(Figure collection entries)
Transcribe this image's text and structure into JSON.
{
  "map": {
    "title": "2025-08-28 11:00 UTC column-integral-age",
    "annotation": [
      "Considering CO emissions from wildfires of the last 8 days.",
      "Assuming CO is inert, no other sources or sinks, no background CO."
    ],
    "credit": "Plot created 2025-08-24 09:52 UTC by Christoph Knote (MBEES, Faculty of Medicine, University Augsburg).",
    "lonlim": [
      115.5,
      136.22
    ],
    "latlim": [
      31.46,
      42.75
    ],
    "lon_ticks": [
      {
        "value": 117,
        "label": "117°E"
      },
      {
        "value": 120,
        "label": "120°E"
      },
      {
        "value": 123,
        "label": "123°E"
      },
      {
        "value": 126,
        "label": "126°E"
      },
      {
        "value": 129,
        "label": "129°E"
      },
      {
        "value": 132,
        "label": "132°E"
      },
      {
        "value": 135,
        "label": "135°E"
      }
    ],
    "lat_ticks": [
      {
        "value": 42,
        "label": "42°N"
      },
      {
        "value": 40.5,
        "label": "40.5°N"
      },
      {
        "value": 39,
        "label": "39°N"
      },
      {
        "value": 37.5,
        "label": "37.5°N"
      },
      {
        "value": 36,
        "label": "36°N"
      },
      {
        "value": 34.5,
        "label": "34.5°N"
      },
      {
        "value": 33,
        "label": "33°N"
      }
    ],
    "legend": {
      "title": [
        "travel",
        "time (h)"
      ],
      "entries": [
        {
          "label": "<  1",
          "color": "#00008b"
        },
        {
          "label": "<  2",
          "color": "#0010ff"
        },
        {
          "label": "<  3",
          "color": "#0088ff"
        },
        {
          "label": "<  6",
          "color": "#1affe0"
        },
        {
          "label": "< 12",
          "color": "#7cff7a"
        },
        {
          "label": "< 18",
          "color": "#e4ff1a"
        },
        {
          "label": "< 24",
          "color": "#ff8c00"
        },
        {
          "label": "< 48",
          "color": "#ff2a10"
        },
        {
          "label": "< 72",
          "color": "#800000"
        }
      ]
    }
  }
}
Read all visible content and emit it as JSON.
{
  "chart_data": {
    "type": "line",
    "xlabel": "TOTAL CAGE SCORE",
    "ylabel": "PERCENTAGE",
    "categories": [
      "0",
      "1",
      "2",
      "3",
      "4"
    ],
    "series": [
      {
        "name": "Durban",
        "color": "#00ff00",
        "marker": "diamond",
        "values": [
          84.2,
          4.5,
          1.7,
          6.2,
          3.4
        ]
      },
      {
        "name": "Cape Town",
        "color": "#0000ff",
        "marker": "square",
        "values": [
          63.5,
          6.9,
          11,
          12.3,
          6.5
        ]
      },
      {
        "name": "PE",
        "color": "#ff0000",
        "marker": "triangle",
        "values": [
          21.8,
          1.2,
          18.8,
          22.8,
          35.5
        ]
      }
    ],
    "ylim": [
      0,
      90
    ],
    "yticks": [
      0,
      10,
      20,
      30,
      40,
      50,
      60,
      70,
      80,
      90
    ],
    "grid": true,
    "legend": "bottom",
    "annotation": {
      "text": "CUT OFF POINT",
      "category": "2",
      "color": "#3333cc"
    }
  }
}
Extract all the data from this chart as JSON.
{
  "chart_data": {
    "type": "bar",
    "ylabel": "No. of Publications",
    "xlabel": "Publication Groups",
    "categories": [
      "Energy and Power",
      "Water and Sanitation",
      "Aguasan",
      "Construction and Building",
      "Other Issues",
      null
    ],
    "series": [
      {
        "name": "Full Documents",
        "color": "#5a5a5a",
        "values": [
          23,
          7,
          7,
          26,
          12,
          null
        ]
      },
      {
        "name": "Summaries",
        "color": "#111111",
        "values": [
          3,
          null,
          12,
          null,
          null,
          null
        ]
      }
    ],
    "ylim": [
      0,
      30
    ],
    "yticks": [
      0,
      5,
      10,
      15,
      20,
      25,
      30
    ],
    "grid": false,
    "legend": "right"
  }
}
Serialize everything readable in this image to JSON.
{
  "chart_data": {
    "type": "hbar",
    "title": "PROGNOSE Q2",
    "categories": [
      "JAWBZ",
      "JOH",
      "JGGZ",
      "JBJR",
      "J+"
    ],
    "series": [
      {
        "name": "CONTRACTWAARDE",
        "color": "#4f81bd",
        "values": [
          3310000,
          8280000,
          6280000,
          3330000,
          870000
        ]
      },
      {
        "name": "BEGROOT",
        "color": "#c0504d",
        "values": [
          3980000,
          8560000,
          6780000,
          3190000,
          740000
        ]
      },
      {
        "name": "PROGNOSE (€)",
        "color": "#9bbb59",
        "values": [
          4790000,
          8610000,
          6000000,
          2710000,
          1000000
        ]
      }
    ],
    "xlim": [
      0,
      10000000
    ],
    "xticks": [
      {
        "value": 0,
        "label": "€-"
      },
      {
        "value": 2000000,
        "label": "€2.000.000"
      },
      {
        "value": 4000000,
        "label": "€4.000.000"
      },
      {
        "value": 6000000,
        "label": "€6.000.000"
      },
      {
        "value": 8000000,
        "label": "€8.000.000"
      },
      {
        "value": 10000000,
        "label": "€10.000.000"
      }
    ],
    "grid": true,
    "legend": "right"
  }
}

Task objective = Every record shown above should be written out again exactly.

Written response =
Transcribe this image's text and structure into JSON.
{
  "map": {
    "title": "2025-08-28 11:00 UTC column-integral-age",
    "annotation": [
      "Considering CO emissions from wildfires of the last 8 days.",
      "Assuming CO is inert, no other sources or sinks, no background CO."
    ],
    "credit": "Plot created 2025-08-24 09:52 UTC by Christoph Knote (MBEES, Faculty of Medicine, University Augsburg).",
    "lonlim": [
      115.5,
      136.22
    ],
    "latlim": [
      31.46,
      42.75
    ],
    "lon_ticks": [
      {
        "value": 117,
        "label": "117°E"
      },
      {
        "value": 120,
        "label": "120°E"
      },
      {
        "value": 123,
        "label": "123°E"
      },
      {
        "value": 126,
        "label": "126°E"
      },
      {
        "value": 129,
        "label": "129°E"
      },
      {
        "value": 132,
        "label": "132°E"
      },
      {
        "value": 135,
        "label": "135°E"
      }
    ],
    "lat_ticks": [
      {
        "value": 42,
        "label": "42°N"
      },
      {
        "value": 40.5,
        "label": "40.5°N"
      },
      {
        "value": 39,
        "label": "39°N"
      },
      {
        "value": 37.5,
        "label": "37.5°N"
      },
      {
        "value": 36,
        "label": "36°N"
      },
      {
        "value": 34.5,
        "label": "34.5°N"
      },
      {
        "value": 33,
        "label": "33°N"
      }
    ],
    "legend": {
      "title": [
        "travel",
        "time (h)"
      ],
      "entries": [
        {
          "label": "<  1",
          "color": "#00008b"
        },
        {
          "label": "<  2",
          "color": "#0010ff"
        },
        {
          "label": "<  3",
          "color": "#0088ff"
        },
        {
          "label": "<  6",
          "color": "#1affe0"
        },
        {
          "label": "< 12",
          "color": "#7cff7a"
        },
        {
          "label": "< 18",
          "color": "#e4ff1a"
        },
        {
          "label": "< 24",
          "color": "#ff8c00"
        },
        {
          "label": "< 48",
          "color": "#ff2a10"
        },
        {
          "label": "< 72",
          "color": "#800000"
        }
      ]
    }
  }
}
Read all visible content and emit it as JSON.
{
  "chart_data": {
    "type": "line",
    "xlabel": "TOTAL CAGE SCORE",
    "ylabel": "PERCENTAGE",
    "categories": [
      "0",
      "1",
      "2",
      "3",
      "4"
    ],
    "series": [
      {
        "name": "Durban",
        "color": "#00ff00",
        "marker": "diamond",
        "values": [
          84.2,
          4.5,
          1.7,
          6.2,
          3.4
        ]
      },
      {
        "name": "Cape Town",
        "color": "#0000ff",
        "marker": "square",
        "values": [
          63.5,
          6.9,
          11,
          12.3,
          6.5
        ]
      },
      {
        "name": "PE",
        "color": "#ff0000",
        "marker": "triangle",
        "values": [
          21.8,
          1.2,
          18.8,
          22.8,
          35.5
        ]
      }
    ],
    "ylim": [
      0,
      90
    ],
    "yticks": [
      0,
      10,
      20,
      30,
      40,
      50,
      60,
      70,
      80,
      90
    ],
    "grid": true,
    "legend": "bottom",
    "annotation": {
      "text": "CUT OFF POINT",
      "category": "2",
      "color": "#3333cc"
    }
  }
}
Extract all the data from this chart as JSON.
{
  "chart_data": {
    "type": "bar",
    "ylabel": "No. of Publications",
    "xlabel": "Publication Groups",
    "categories": [
      "Energy and Power",
      "Water and Sanitation",
      "Aguasan",
      "Construction and Building",
      "Other Issues",
      null
    ],
    "series": [
      {
        "name": "Full Documents",
        "color": "#5a5a5a",
        "values": [
          23,
          7,
          7,
          26,
          12,
          null
        ]
      },
      {
        "name": "Summaries",
        "color": "#111111",
        "values": [
          3,
          null,
          12,
          null,
          null,
          null
        ]
      }
    ],
    "ylim": [
      0,
      30
    ],
    "yticks": [
      0,
      5,
      10,
      15,
      20,
      25,
      30
    ],
    "grid": false,
    "legend": "right"
  }
}
Serialize everything readable in this image to JSON.
{
  "chart_data": {
    "type": "hbar",
    "title": "PROGNOSE Q2",
    "categories": [
      "JAWBZ",
      "JOH",
      "JGGZ",
      "JBJR",
      "J+"
    ],
    "series": [
      {
        "name": "CONTRACTWAARDE",
        "color": "#4f81bd",
        "values": [
          3310000,
          8280000,
          6280000,
          3330000,
          870000
        ]
      },
      {
        "name": "BEGROOT",
        "color": "#c0504d",
        "values": [
          3980000,
          8560000,
          6780000,
          3190000,
          740000
        ]
      },
      {
        "name": "PROGNOSE (€)",
        "color": "#9bbb59",
        "values": [
          4790000,
          8610000,
          6000000,
          2710000,
          1000000
        ]
      }
    ],
    "xlim": [
      0,
      10000000
    ],
    "xticks": [
      {
        "value": 0,
        "label": "€-"
      },
      {
        "value": 2000000,
        "label": "€2.000.000"
      },
      {
        "value": 4000000,
        "label": "€4.000.000"
      },
      {
        "value": 6000000,
        "label": "€6.000.000"
      },
      {
        "value": 8000000,
        "label": "€8.000.000"
      },
      {
        "value": 10000000,
        "label": "€10.000.000"
      }
    ],
    "grid": true,
    "legend": "right"
  }
}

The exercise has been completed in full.